Description of the task →
Identify each line in the records below that contains the word "Identified", and copy it.

Records that describe figures:
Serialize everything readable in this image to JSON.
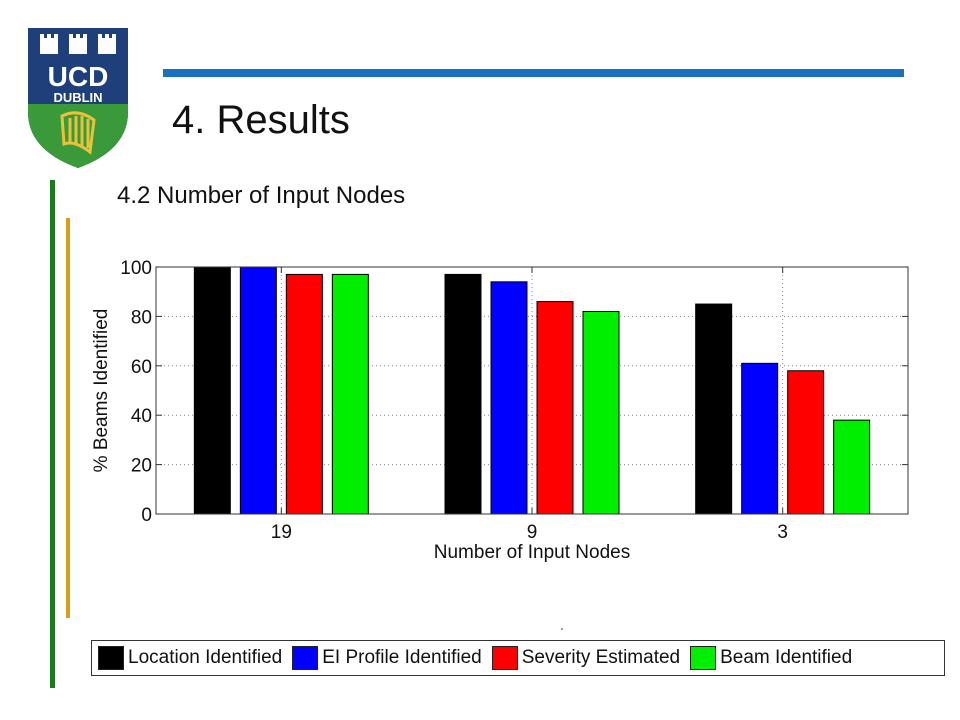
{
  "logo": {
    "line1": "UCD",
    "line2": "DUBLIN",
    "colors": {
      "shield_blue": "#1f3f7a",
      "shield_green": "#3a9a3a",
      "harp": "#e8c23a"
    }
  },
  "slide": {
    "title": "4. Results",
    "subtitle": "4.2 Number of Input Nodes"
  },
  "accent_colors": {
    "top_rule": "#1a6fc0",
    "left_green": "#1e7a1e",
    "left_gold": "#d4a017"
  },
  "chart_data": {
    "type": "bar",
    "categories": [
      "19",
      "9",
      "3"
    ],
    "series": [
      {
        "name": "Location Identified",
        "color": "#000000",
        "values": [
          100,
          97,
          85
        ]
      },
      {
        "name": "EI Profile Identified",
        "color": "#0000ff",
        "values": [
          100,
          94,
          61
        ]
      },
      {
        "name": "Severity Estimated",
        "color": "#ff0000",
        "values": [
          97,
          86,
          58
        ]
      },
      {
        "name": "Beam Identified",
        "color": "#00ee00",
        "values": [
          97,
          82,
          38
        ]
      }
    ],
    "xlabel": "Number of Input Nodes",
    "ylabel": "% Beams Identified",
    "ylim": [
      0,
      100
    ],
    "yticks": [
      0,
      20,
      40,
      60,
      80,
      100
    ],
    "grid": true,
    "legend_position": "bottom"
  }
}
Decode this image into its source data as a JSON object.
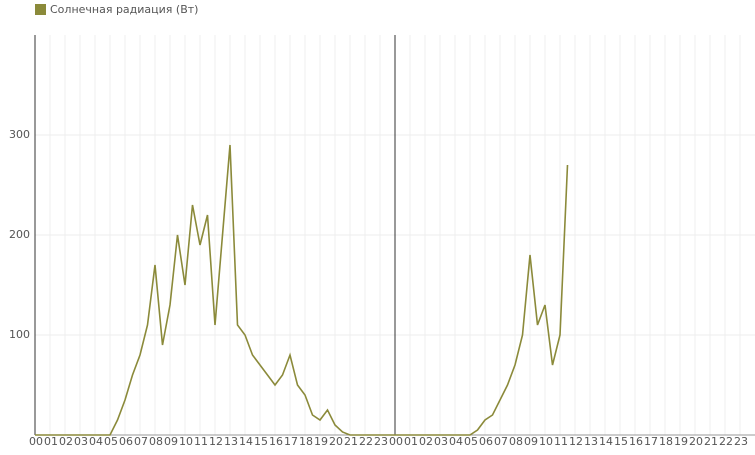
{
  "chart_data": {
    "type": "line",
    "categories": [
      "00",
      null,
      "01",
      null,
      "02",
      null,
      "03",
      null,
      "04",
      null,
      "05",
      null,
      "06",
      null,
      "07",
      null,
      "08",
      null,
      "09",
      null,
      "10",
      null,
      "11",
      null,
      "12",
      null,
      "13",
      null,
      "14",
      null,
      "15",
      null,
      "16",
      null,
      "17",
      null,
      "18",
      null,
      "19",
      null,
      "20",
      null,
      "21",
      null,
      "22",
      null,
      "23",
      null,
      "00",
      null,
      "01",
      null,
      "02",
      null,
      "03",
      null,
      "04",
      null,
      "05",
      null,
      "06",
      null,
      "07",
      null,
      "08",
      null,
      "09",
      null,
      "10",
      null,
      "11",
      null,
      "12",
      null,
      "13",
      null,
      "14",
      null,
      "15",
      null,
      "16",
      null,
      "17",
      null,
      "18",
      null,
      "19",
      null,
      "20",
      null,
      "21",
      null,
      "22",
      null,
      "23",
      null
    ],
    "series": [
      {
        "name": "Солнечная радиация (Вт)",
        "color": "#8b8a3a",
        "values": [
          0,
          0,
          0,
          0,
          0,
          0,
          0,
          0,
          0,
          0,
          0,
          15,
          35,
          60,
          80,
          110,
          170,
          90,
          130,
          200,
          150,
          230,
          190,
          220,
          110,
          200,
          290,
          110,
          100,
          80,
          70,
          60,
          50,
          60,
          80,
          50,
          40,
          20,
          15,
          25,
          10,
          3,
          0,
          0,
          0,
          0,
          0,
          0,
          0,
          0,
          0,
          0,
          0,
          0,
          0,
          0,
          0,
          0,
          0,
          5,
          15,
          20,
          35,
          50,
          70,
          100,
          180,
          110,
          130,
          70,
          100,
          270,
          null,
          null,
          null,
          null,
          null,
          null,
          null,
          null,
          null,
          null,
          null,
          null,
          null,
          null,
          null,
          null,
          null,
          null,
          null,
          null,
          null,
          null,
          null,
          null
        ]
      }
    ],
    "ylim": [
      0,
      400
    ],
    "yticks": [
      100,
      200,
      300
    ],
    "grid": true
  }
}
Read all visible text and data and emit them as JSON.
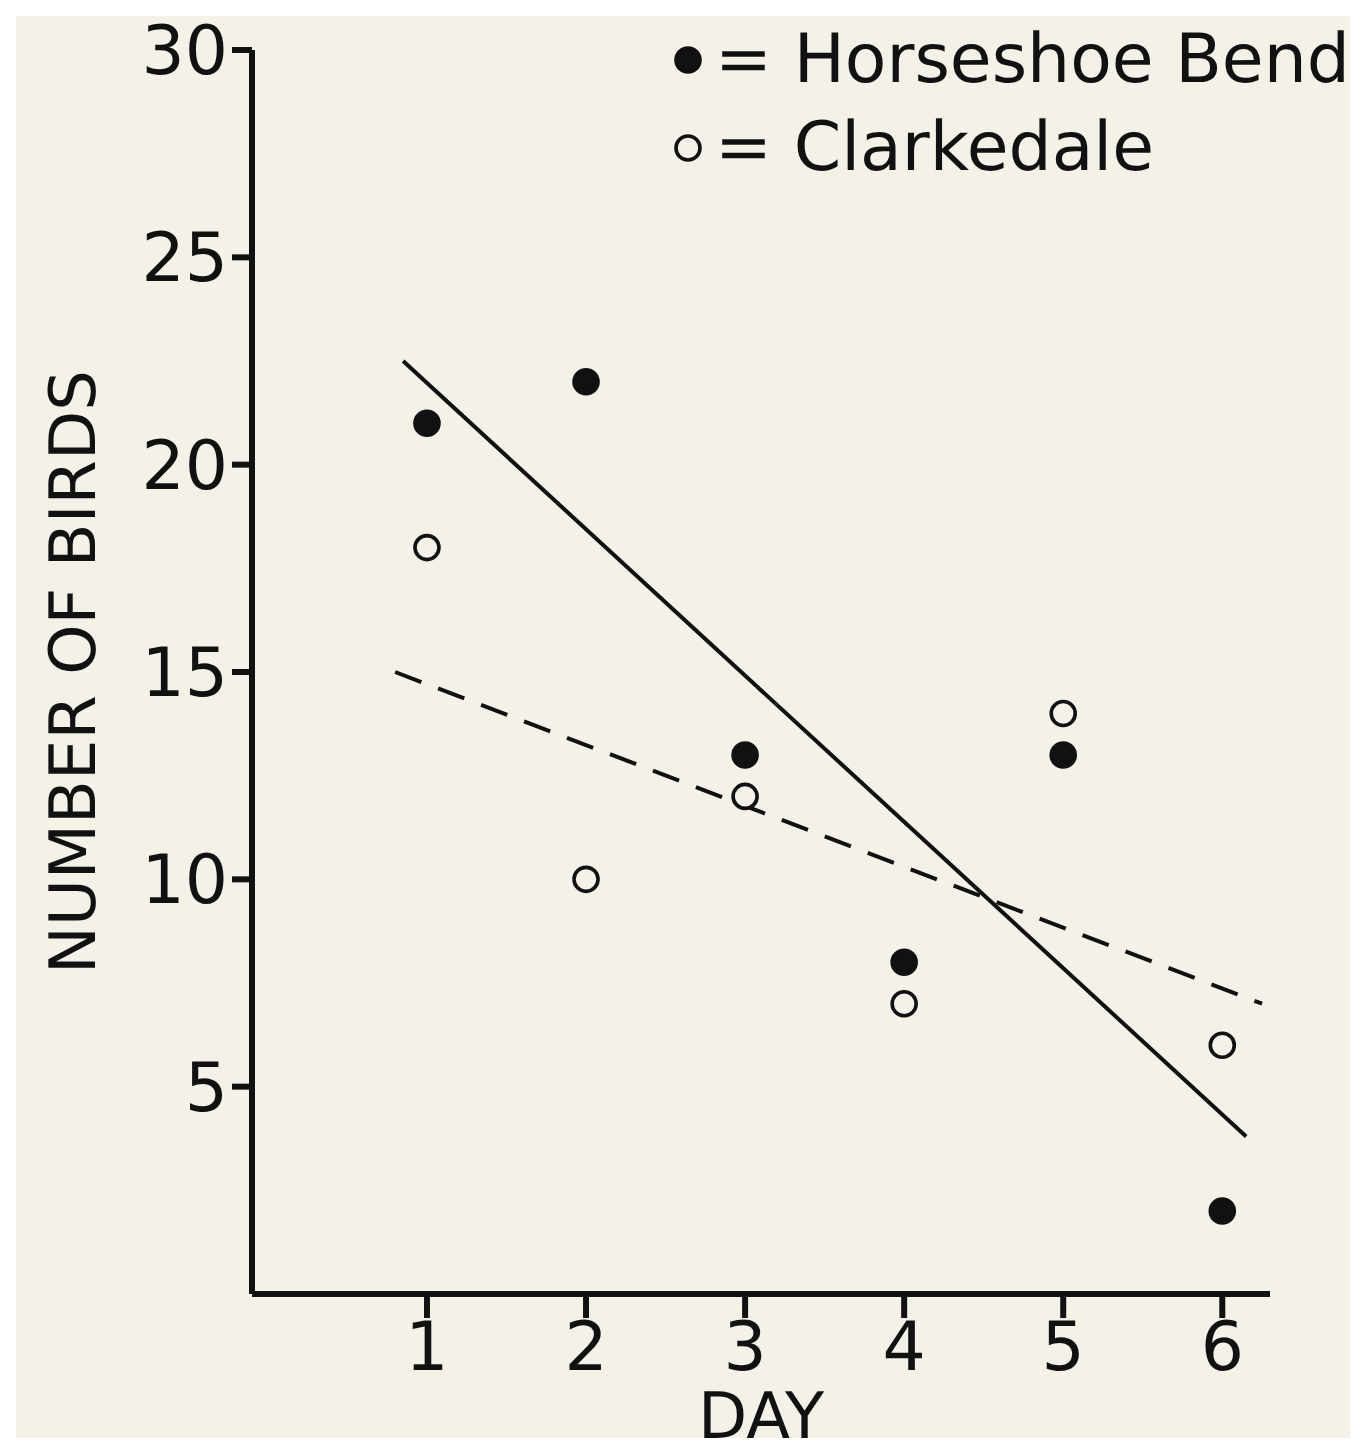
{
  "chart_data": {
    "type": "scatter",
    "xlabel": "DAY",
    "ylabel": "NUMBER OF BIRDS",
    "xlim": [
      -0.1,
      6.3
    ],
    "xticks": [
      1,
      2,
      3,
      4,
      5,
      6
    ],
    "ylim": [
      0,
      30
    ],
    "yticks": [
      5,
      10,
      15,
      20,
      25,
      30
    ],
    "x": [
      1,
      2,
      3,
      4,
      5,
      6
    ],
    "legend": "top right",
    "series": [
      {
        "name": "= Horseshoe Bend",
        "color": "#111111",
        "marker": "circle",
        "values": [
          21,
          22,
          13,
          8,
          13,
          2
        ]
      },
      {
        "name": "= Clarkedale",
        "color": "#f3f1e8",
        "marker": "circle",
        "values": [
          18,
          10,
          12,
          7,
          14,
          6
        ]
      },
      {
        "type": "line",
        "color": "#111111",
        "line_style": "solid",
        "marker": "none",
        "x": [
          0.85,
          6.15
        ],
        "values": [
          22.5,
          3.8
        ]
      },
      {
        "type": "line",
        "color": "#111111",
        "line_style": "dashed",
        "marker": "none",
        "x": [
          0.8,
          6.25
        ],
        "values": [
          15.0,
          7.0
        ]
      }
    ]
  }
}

* * *

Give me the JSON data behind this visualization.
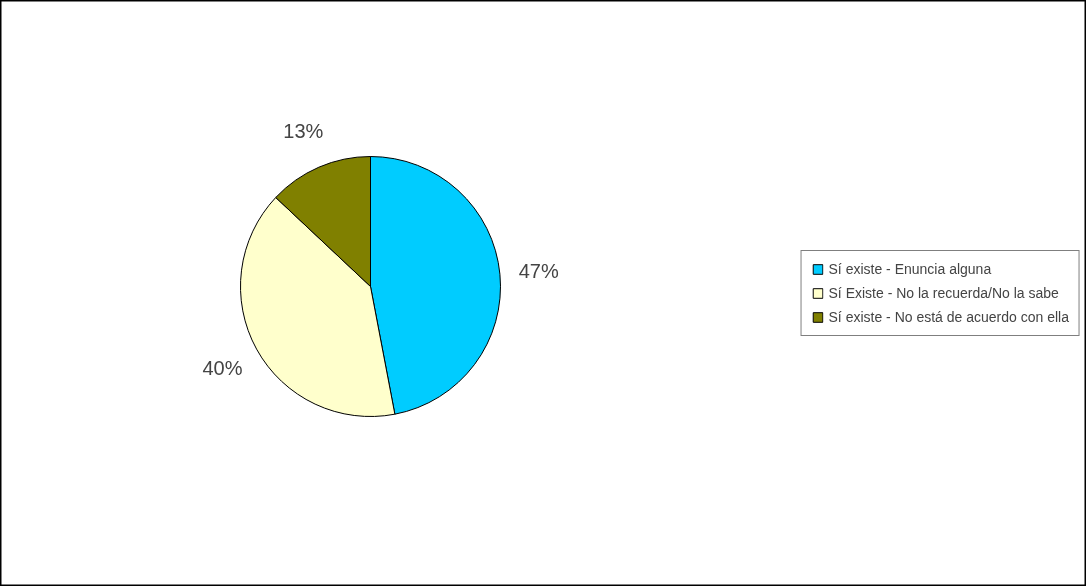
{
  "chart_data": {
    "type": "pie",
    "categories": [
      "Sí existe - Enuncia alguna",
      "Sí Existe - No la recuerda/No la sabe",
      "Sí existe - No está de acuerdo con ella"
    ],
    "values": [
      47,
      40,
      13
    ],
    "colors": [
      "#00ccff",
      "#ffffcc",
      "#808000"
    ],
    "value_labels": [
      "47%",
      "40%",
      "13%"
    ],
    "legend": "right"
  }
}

Response to this exercise →
        "name": "Location Identified",
        "name": "EI Profile Identified",
        "name": "Beam Identified",
    "ylabel": "% Beams Identified",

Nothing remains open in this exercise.